* _What you need to do_
Give an exact copy of every line, leaving images out.

* _Provided material_
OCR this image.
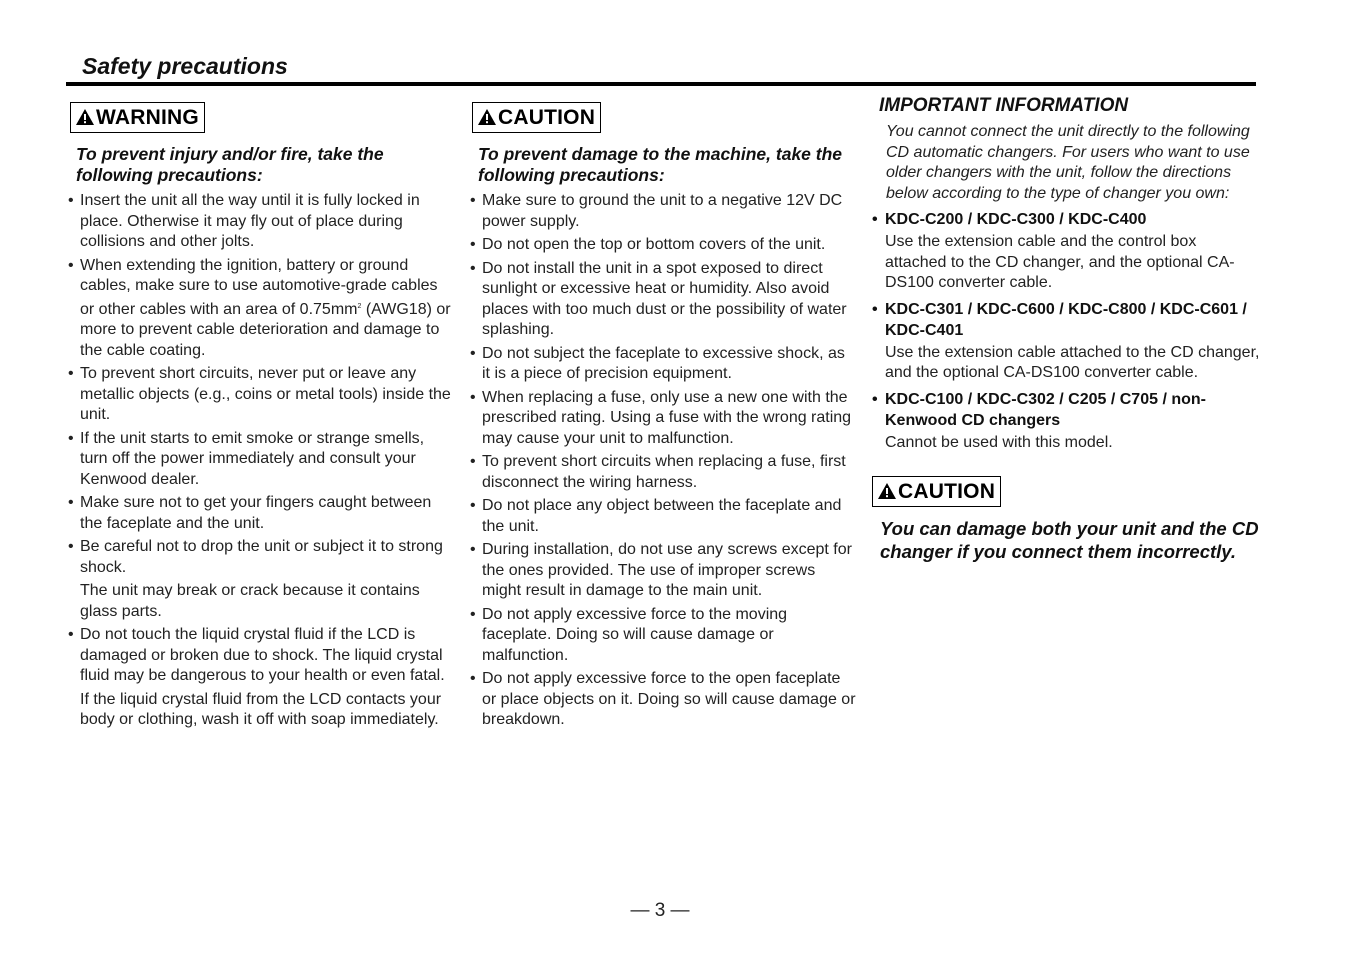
Safety precautions
WARNING
To prevent injury and/or fire, take the following precautions:
• Insert the unit all the way until it is fully locked in place. Otherwise it may fly out of place during collisions and other jolts.
• When extending the ignition, battery or ground cables, make sure to use automotive-grade cables or other cables with an area of $0.75mm^2$ (AWG18) or more to prevent cable deterioration and damage to the cable coating.
• To prevent short circuits, never put or leave any metallic objects (e.g., coins or metal tools) inside the unit.
• If the unit starts to emit smoke or strange smells, turn off the power immediately and consult your Kenwood dealer.
• Make sure not to get your fingers caught between the faceplate and the unit.
• Be careful not to drop the unit or subject it to strong shock.
The unit may break or crack because it contains glass parts.
• Do not touch the liquid crystal fluid if the LCD is damaged or broken due to shock. The liquid crystal fluid may be dangerous to your health or even fatal.
If the liquid crystal fluid from the LCD contacts your body or clothing, wash it off with soap immediately.
CAUTION
To prevent damage to the machine, take the following precautions:
• Make sure to ground the unit to a negative 12V DC power supply.
• Do not open the top or bottom covers of the unit.
• Do not install the unit in a spot exposed to direct sunlight or excessive heat or humidity. Also avoid places with too much dust or the possibility of water splashing.
• Do not subject the faceplate to excessive shock, as it is a piece of precision equipment.
• When replacing a fuse, only use a new one with the prescribed rating. Using a fuse with the wrong rating may cause your unit to malfunction.
• To prevent short circuits when replacing a fuse, first disconnect the wiring harness.
• Do not place any object between the faceplate and the unit.
• During installation, do not use any screws except for the ones provided. The use of improper screws might result in damage to the main unit.
• Do not apply excessive force to the moving faceplate. Doing so will cause damage or malfunction.
• Do not apply excessive force to the open faceplate or place objects on it. Doing so will cause damage or breakdown.
IMPORTANT INFORMATION
You cannot connect the unit directly to the following CD automatic changers. For users who want to use older changers with the unit, follow the directions below according to the type of changer you own:
• KDC-C200 / KDC-C300 / KDC-C400
Use the extension cable and the control box attached to the CD changer, and the optional CA-DS100 converter cable.
• KDC-C301 / KDC-C600 / KDC-C800 / KDC-C601 / KDC-C401
Use the extension cable attached to the CD changer, and the optional CA-DS100 converter cable.
• KDC-C100 / KDC-C302 / C205 / C705 / non-Kenwood CD changers
Cannot be used with this model.
CAUTION
You can damage both your unit and the CD changer if you connect them incorrectly.
— 3 —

* _Result of the exercise_
OCR this image.
Safety precautions
WARNING
To prevent injury and/or fire, take the following precautions:
• Insert the unit all the way until it is fully locked in place. Otherwise it may fly out of place during collisions and other jolts.
• When extending the ignition, battery or ground cables, make sure to use automotive-grade cables or other cables with an area of $0.75mm^2$ (AWG18) or more to prevent cable deterioration and damage to the cable coating.
• To prevent short circuits, never put or leave any metallic objects (e.g., coins or metal tools) inside the unit.
• If the unit starts to emit smoke or strange smells, turn off the power immediately and consult your Kenwood dealer.
• Make sure not to get your fingers caught between the faceplate and the unit.
• Be careful not to drop the unit or subject it to strong shock.
The unit may break or crack because it contains glass parts.
• Do not touch the liquid crystal fluid if the LCD is damaged or broken due to shock. The liquid crystal fluid may be dangerous to your health or even fatal.
If the liquid crystal fluid from the LCD contacts your body or clothing, wash it off with soap immediately.
CAUTION
To prevent damage to the machine, take the following precautions:
• Make sure to ground the unit to a negative 12V DC power supply.
• Do not open the top or bottom covers of the unit.
• Do not install the unit in a spot exposed to direct sunlight or excessive heat or humidity. Also avoid places with too much dust or the possibility of water splashing.
• Do not subject the faceplate to excessive shock, as it is a piece of precision equipment.
• When replacing a fuse, only use a new one with the prescribed rating. Using a fuse with the wrong rating may cause your unit to malfunction.
• To prevent short circuits when replacing a fuse, first disconnect the wiring harness.
• Do not place any object between the faceplate and the unit.
• During installation, do not use any screws except for the ones provided. The use of improper screws might result in damage to the main unit.
• Do not apply excessive force to the moving faceplate. Doing so will cause damage or malfunction.
• Do not apply excessive force to the open faceplate or place objects on it. Doing so will cause damage or breakdown.
IMPORTANT INFORMATION
You cannot connect the unit directly to the following CD automatic changers. For users who want to use older changers with the unit, follow the directions below according to the type of changer you own:
• KDC-C200 / KDC-C300 / KDC-C400
Use the extension cable and the control box attached to the CD changer, and the optional CA-DS100 converter cable.
• KDC-C301 / KDC-C600 / KDC-C800 / KDC-C601 / KDC-C401
Use the extension cable attached to the CD changer, and the optional CA-DS100 converter cable.
• KDC-C100 / KDC-C302 / C205 / C705 / non-Kenwood CD changers
Cannot be used with this model.
CAUTION
You can damage both your unit and the CD changer if you connect them incorrectly.
— 3 —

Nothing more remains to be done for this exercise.